* Exercise brief:
The records that follow are to be repeated without alteration.

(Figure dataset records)
== == ==
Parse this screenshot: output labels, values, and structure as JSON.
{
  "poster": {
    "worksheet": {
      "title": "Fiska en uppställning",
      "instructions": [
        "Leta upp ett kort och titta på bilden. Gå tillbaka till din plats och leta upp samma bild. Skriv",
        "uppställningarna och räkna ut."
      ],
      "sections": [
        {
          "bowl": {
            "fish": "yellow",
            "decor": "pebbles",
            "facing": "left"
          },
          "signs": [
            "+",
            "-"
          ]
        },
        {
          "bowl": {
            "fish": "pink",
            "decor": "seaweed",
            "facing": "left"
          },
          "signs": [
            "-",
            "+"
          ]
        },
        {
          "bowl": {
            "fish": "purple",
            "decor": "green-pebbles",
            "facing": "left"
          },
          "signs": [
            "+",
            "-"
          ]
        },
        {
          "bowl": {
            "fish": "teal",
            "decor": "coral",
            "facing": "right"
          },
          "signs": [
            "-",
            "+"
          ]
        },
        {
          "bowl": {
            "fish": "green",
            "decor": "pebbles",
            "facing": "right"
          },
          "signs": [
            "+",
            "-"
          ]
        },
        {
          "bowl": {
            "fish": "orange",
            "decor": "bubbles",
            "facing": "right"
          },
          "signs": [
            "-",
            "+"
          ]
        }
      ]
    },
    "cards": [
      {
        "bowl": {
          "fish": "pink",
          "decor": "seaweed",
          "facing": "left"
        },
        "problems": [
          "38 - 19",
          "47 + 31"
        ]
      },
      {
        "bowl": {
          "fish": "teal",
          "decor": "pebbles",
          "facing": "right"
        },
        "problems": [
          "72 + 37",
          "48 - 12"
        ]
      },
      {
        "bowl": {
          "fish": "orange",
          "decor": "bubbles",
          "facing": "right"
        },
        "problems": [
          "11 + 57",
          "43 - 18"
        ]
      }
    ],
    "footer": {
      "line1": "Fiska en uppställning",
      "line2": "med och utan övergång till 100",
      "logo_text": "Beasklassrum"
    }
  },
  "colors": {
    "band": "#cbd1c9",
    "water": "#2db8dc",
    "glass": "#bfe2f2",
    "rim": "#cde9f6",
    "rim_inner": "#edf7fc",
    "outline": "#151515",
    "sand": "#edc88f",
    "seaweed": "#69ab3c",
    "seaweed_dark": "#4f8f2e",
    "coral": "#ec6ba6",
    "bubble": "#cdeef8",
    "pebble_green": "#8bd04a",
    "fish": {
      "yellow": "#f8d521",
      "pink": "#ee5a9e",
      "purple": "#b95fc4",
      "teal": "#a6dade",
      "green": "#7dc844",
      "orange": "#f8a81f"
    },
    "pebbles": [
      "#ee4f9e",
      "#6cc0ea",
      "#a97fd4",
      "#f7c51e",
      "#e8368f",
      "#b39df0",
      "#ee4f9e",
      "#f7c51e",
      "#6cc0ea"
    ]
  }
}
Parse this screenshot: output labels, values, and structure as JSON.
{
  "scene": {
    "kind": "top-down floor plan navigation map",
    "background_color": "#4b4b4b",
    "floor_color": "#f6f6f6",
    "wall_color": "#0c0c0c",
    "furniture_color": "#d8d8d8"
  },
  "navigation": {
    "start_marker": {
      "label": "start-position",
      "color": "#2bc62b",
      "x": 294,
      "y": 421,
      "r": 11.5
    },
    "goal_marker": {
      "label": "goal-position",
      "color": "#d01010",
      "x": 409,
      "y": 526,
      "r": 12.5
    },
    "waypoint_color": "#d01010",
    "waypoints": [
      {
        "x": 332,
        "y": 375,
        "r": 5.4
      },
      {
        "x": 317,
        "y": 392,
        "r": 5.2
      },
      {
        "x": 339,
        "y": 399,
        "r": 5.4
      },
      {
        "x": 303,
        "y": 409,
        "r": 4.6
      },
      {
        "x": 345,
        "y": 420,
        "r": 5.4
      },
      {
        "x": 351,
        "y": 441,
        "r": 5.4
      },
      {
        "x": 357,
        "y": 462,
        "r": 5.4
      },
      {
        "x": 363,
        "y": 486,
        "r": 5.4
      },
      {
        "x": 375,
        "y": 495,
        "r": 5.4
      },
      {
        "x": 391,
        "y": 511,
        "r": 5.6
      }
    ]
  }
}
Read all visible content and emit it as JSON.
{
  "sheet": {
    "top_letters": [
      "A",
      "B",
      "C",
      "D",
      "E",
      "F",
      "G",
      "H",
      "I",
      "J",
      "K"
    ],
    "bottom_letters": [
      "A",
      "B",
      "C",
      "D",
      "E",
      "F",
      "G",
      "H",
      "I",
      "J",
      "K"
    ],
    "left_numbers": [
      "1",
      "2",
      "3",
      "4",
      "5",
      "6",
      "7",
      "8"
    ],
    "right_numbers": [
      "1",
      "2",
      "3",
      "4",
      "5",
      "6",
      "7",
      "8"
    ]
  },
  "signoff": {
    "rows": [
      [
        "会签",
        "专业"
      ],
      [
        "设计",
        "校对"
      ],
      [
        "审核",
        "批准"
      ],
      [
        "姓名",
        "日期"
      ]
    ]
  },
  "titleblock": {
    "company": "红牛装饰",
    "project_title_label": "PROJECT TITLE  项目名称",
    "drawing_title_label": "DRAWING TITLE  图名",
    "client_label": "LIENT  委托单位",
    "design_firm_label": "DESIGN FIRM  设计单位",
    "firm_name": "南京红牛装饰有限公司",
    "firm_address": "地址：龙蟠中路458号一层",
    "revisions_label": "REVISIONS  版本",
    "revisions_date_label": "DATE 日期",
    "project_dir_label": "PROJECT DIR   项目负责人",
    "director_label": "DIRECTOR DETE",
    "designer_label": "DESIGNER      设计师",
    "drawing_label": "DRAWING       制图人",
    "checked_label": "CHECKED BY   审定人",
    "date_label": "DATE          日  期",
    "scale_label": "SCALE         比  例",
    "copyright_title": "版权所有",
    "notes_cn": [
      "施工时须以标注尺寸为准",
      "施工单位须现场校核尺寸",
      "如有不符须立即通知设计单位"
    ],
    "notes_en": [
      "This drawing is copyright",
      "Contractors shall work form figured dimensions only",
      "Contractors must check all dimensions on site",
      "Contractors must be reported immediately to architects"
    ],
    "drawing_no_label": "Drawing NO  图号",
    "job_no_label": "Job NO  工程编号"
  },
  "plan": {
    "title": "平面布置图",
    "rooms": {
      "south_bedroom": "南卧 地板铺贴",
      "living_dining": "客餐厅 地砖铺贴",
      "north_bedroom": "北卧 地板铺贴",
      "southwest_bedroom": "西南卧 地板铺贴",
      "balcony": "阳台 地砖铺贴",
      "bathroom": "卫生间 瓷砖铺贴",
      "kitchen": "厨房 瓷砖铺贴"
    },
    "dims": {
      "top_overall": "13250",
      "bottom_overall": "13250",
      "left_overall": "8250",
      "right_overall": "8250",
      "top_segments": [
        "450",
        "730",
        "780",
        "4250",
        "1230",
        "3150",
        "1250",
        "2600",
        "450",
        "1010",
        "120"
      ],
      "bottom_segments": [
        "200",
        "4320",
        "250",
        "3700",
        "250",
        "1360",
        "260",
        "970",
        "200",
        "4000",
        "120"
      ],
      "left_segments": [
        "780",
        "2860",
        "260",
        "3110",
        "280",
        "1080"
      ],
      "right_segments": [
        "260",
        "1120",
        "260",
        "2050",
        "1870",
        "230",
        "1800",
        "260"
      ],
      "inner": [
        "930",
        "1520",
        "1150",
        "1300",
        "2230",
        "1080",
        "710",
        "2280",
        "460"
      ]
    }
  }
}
== == ==
* Task solution:
Parse this screenshot: output labels, values, and structure as JSON.
{
  "poster": {
    "worksheet": {
      "title": "Fiska en uppställning",
      "instructions": [
        "Leta upp ett kort och titta på bilden. Gå tillbaka till din plats och leta upp samma bild. Skriv",
        "uppställningarna och räkna ut."
      ],
      "sections": [
        {
          "bowl": {
            "fish": "yellow",
            "decor": "pebbles",
            "facing": "left"
          },
          "signs": [
            "+",
            "-"
          ]
        },
        {
          "bowl": {
            "fish": "pink",
            "decor": "seaweed",
            "facing": "left"
          },
          "signs": [
            "-",
            "+"
          ]
        },
        {
          "bowl": {
            "fish": "purple",
            "decor": "green-pebbles",
            "facing": "left"
          },
          "signs": [
            "+",
            "-"
          ]
        },
        {
          "bowl": {
            "fish": "teal",
            "decor": "coral",
            "facing": "right"
          },
          "signs": [
            "-",
            "+"
          ]
        },
        {
          "bowl": {
            "fish": "green",
            "decor": "pebbles",
            "facing": "right"
          },
          "signs": [
            "+",
            "-"
          ]
        },
        {
          "bowl": {
            "fish": "orange",
            "decor": "bubbles",
            "facing": "right"
          },
          "signs": [
            "-",
            "+"
          ]
        }
      ]
    },
    "cards": [
      {
        "bowl": {
          "fish": "pink",
          "decor": "seaweed",
          "facing": "left"
        },
        "problems": [
          "38 - 19",
          "47 + 31"
        ]
      },
      {
        "bowl": {
          "fish": "teal",
          "decor": "pebbles",
          "facing": "right"
        },
        "problems": [
          "72 + 37",
          "48 - 12"
        ]
      },
      {
        "bowl": {
          "fish": "orange",
          "decor": "bubbles",
          "facing": "right"
        },
        "problems": [
          "11 + 57",
          "43 - 18"
        ]
      }
    ],
    "footer": {
      "line1": "Fiska en uppställning",
      "line2": "med och utan övergång till 100",
      "logo_text": "Beasklassrum"
    }
  },
  "colors": {
    "band": "#cbd1c9",
    "water": "#2db8dc",
    "glass": "#bfe2f2",
    "rim": "#cde9f6",
    "rim_inner": "#edf7fc",
    "outline": "#151515",
    "sand": "#edc88f",
    "seaweed": "#69ab3c",
    "seaweed_dark": "#4f8f2e",
    "coral": "#ec6ba6",
    "bubble": "#cdeef8",
    "pebble_green": "#8bd04a",
    "fish": {
      "yellow": "#f8d521",
      "pink": "#ee5a9e",
      "purple": "#b95fc4",
      "teal": "#a6dade",
      "green": "#7dc844",
      "orange": "#f8a81f"
    },
    "pebbles": [
      "#ee4f9e",
      "#6cc0ea",
      "#a97fd4",
      "#f7c51e",
      "#e8368f",
      "#b39df0",
      "#ee4f9e",
      "#f7c51e",
      "#6cc0ea"
    ]
  }
}
Parse this screenshot: output labels, values, and structure as JSON.
{
  "scene": {
    "kind": "top-down floor plan navigation map",
    "background_color": "#4b4b4b",
    "floor_color": "#f6f6f6",
    "wall_color": "#0c0c0c",
    "furniture_color": "#d8d8d8"
  },
  "navigation": {
    "start_marker": {
      "label": "start-position",
      "color": "#2bc62b",
      "x": 294,
      "y": 421,
      "r": 11.5
    },
    "goal_marker": {
      "label": "goal-position",
      "color": "#d01010",
      "x": 409,
      "y": 526,
      "r": 12.5
    },
    "waypoint_color": "#d01010",
    "waypoints": [
      {
        "x": 332,
        "y": 375,
        "r": 5.4
      },
      {
        "x": 317,
        "y": 392,
        "r": 5.2
      },
      {
        "x": 339,
        "y": 399,
        "r": 5.4
      },
      {
        "x": 303,
        "y": 409,
        "r": 4.6
      },
      {
        "x": 345,
        "y": 420,
        "r": 5.4
      },
      {
        "x": 351,
        "y": 441,
        "r": 5.4
      },
      {
        "x": 357,
        "y": 462,
        "r": 5.4
      },
      {
        "x": 363,
        "y": 486,
        "r": 5.4
      },
      {
        "x": 375,
        "y": 495,
        "r": 5.4
      },
      {
        "x": 391,
        "y": 511,
        "r": 5.6
      }
    ]
  }
}
Read all visible content and emit it as JSON.
{
  "sheet": {
    "top_letters": [
      "A",
      "B",
      "C",
      "D",
      "E",
      "F",
      "G",
      "H",
      "I",
      "J",
      "K"
    ],
    "bottom_letters": [
      "A",
      "B",
      "C",
      "D",
      "E",
      "F",
      "G",
      "H",
      "I",
      "J",
      "K"
    ],
    "left_numbers": [
      "1",
      "2",
      "3",
      "4",
      "5",
      "6",
      "7",
      "8"
    ],
    "right_numbers": [
      "1",
      "2",
      "3",
      "4",
      "5",
      "6",
      "7",
      "8"
    ]
  },
  "signoff": {
    "rows": [
      [
        "会签",
        "专业"
      ],
      [
        "设计",
        "校对"
      ],
      [
        "审核",
        "批准"
      ],
      [
        "姓名",
        "日期"
      ]
    ]
  },
  "titleblock": {
    "company": "红牛装饰",
    "project_title_label": "PROJECT TITLE  项目名称",
    "drawing_title_label": "DRAWING TITLE  图名",
    "client_label": "LIENT  委托单位",
    "design_firm_label": "DESIGN FIRM  设计单位",
    "firm_name": "南京红牛装饰有限公司",
    "firm_address": "地址：龙蟠中路458号一层",
    "revisions_label": "REVISIONS  版本",
    "revisions_date_label": "DATE 日期",
    "project_dir_label": "PROJECT DIR   项目负责人",
    "director_label": "DIRECTOR DETE",
    "designer_label": "DESIGNER      设计师",
    "drawing_label": "DRAWING       制图人",
    "checked_label": "CHECKED BY   审定人",
    "date_label": "DATE          日  期",
    "scale_label": "SCALE         比  例",
    "copyright_title": "版权所有",
    "notes_cn": [
      "施工时须以标注尺寸为准",
      "施工单位须现场校核尺寸",
      "如有不符须立即通知设计单位"
    ],
    "notes_en": [
      "This drawing is copyright",
      "Contractors shall work form figured dimensions only",
      "Contractors must check all dimensions on site",
      "Contractors must be reported immediately to architects"
    ],
    "drawing_no_label": "Drawing NO  图号",
    "job_no_label": "Job NO  工程编号"
  },
  "plan": {
    "title": "平面布置图",
    "rooms": {
      "south_bedroom": "南卧 地板铺贴",
      "living_dining": "客餐厅 地砖铺贴",
      "north_bedroom": "北卧 地板铺贴",
      "southwest_bedroom": "西南卧 地板铺贴",
      "balcony": "阳台 地砖铺贴",
      "bathroom": "卫生间 瓷砖铺贴",
      "kitchen": "厨房 瓷砖铺贴"
    },
    "dims": {
      "top_overall": "13250",
      "bottom_overall": "13250",
      "left_overall": "8250",
      "right_overall": "8250",
      "top_segments": [
        "450",
        "730",
        "780",
        "4250",
        "1230",
        "3150",
        "1250",
        "2600",
        "450",
        "1010",
        "120"
      ],
      "bottom_segments": [
        "200",
        "4320",
        "250",
        "3700",
        "250",
        "1360",
        "260",
        "970",
        "200",
        "4000",
        "120"
      ],
      "left_segments": [
        "780",
        "2860",
        "260",
        "3110",
        "280",
        "1080"
      ],
      "right_segments": [
        "260",
        "1120",
        "260",
        "2050",
        "1870",
        "230",
        "1800",
        "260"
      ],
      "inner": [
        "930",
        "1520",
        "1150",
        "1300",
        "2230",
        "1080",
        "710",
        "2280",
        "460"
      ]
    }
  }
}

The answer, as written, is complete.